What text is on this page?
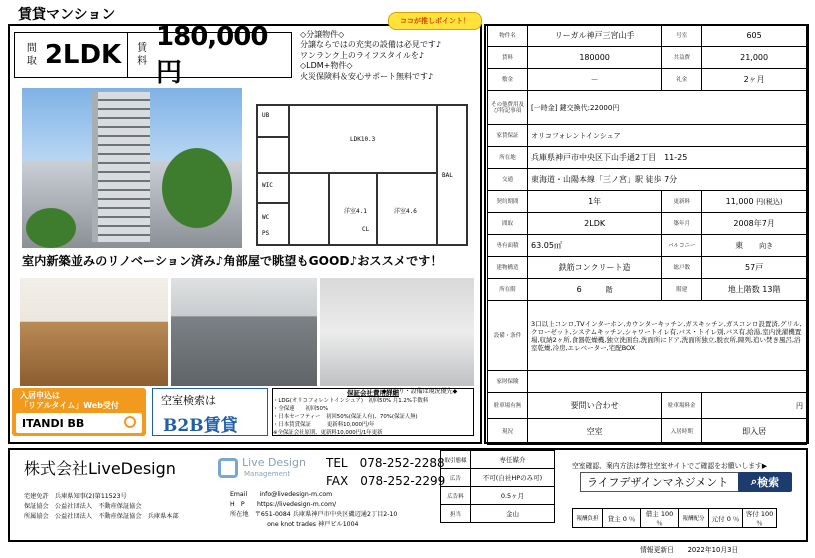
賃貸マンション	ココが推しポイント！
間取 2LDK	賃料
180,000円
◇分譲物件◇
分譲ならではの充実の設備は必見です♪
ワンランク上のライフスタイルを♪
◇LDM+物件◇
火災保険料＆安心サポート無料です♪
LDK10.3
洋室4.1	洋室4.6
BAL
UB
WIC
CL
WC
PS
室内新築並みのリノベーション済み♪角部屋で眺望もGOOD♪おススメです！
◆間取り・設備は現況優先◆
入居申込は
「リアルタイム」Web受付
ITANDI BB
空室検索は
B2B賃貸
保証会社費用詳細
・LDG(オリコフォレントインシュア)　初回50% 月1.2%手数料
・全保連　　初回50%
・日本セーフティー　初回50%(保証人有)、70%(保証人無)
・日本賃貸保証　　　更新料10,000円/年
※全保証会社原則、更新料10,000円/1年更新
物件名	リーガル神戸三宮山手	号室	605
賃料	180000	共益費	21,000
敷金	－	礼金	2ヶ月
その他費用及び特記事項	[一時金] 鍵交換代:22000円		
家賃保証	オリコフォレントインシュア		
所在地	兵庫県神戸市中央区下山手通2丁目　11-25		
交通	東海道・山陽本線「三ノ宮」駅 徒歩 7分		
契約期間	1年	更新料	11,000 円(税込)
間取	2LDK	築年月	2008年7月
専有面積	63.05㎡	バルコニー	東　　 向き
建物構造	鉄筋コンクリート造	総戸数	57戸
所在階	6　　　 階	階建	地上階数 13階
設備・条件	3口以上コンロ,TVインターホン,カウンターキッチン,ガスキッチン,ガスコンロ設置済,グリル,クローゼット,システムキッチン,シャワートイレ有,バス・トイレ別,バス有,給湯,室内洗濯機置場,収納2ヶ所,食器乾燥機,独立洗面台,洗面所にドア,洗面所独立,脱衣所,陳列,追い焚き風呂,浴室乾燥,冷房,エレベーター,宅配BOX		
家財保険			
駐車場有無	要問い合わせ	駐車場料金	円
現況	空室	入居時期	即入居
株式会社LiveDesign	Live Design
Management
TEL　 078-252-2288
FAX　 078-252-2299
宅建免許　兵庫県知事(2)第11523号
保証協会　公益社団法人　不動産保証協会
所属協会　公益社団法人　不動産保証協会　兵庫県本部
Email　　info@livedesign-m.com
H　P　　https://livedesign-m.com/
所在地　〒651-0084 兵庫県神戸市中央区磯辺通2丁目2-10
　　　　　　one knot trades 神戸ビル1004
取引態様	専任媒介
広告	不可(自社HPのみ可)
広告料	0.5ヶ月
担当	金山
空室確認、案内方法は弊社空室サイトでご確認をお願いします▶
ライフデザインマネジメント	⌕ 検索
報酬負担	貸主 0 ％	借主 100 ％	報酬配分	元付 0 ％	客付 100 ％
情報更新日　　2022年10月3日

---

Exercise instructions
Repeat the entries exactly and keep the pictures out of the copy.

Worked solution
What text is on this page?
賃貸マンション	ココが推しポイント！
間取 2LDK	賃料
180,000円
◇分譲物件◇
分譲ならではの充実の設備は必見です♪
ワンランク上のライフスタイルを♪
◇LDM+物件◇
火災保険料＆安心サポート無料です♪
LDK10.3
洋室4.1	洋室4.6
BAL
UB
WIC
CL
WC
PS
室内新築並みのリノベーション済み♪角部屋で眺望もGOOD♪おススメです！
◆間取り・設備は現況優先◆
入居申込は
「リアルタイム」Web受付
ITANDI BB
空室検索は
B2B賃貸
保証会社費用詳細
・LDG(オリコフォレントインシュア)　初回50% 月1.2%手数料
・全保連　　初回50%
・日本セーフティー　初回50%(保証人有)、70%(保証人無)
・日本賃貸保証　　　更新料10,000円/年
※全保証会社原則、更新料10,000円/1年更新
物件名	リーガル神戸三宮山手	号室	605
賃料	180000	共益費	21,000
敷金	－	礼金	2ヶ月
その他費用及び特記事項	[一時金] 鍵交換代:22000円		
家賃保証	オリコフォレントインシュア		
所在地	兵庫県神戸市中央区下山手通2丁目　11-25		
交通	東海道・山陽本線「三ノ宮」駅 徒歩 7分		
契約期間	1年	更新料	11,000 円(税込)
間取	2LDK	築年月	2008年7月
専有面積	63.05㎡	バルコニー	東　　 向き
建物構造	鉄筋コンクリート造	総戸数	57戸
所在階	6　　　 階	階建	地上階数 13階
設備・条件	3口以上コンロ,TVインターホン,カウンターキッチン,ガスキッチン,ガスコンロ設置済,グリル,クローゼット,システムキッチン,シャワートイレ有,バス・トイレ別,バス有,給湯,室内洗濯機置場,収納2ヶ所,食器乾燥機,独立洗面台,洗面所にドア,洗面所独立,脱衣所,陳列,追い焚き風呂,浴室乾燥,冷房,エレベーター,宅配BOX		
家財保険			
駐車場有無	要問い合わせ	駐車場料金	円
現況	空室	入居時期	即入居
株式会社LiveDesign	Live Design
Management
TEL　 078-252-2288
FAX　 078-252-2299
宅建免許　兵庫県知事(2)第11523号
保証協会　公益社団法人　不動産保証協会
所属協会　公益社団法人　不動産保証協会　兵庫県本部
Email　　info@livedesign-m.com
H　P　　https://livedesign-m.com/
所在地　〒651-0084 兵庫県神戸市中央区磯辺通2丁目2-10
　　　　　　one knot trades 神戸ビル1004
取引態様	専任媒介
広告	不可(自社HPのみ可)
広告料	0.5ヶ月
担当	金山
空室確認、案内方法は弊社空室サイトでご確認をお願いします▶
ライフデザインマネジメント	⌕ 検索
報酬負担	貸主 0 ％	借主 100 ％	報酬配分	元付 0 ％	客付 100 ％
情報更新日　　2022年10月3日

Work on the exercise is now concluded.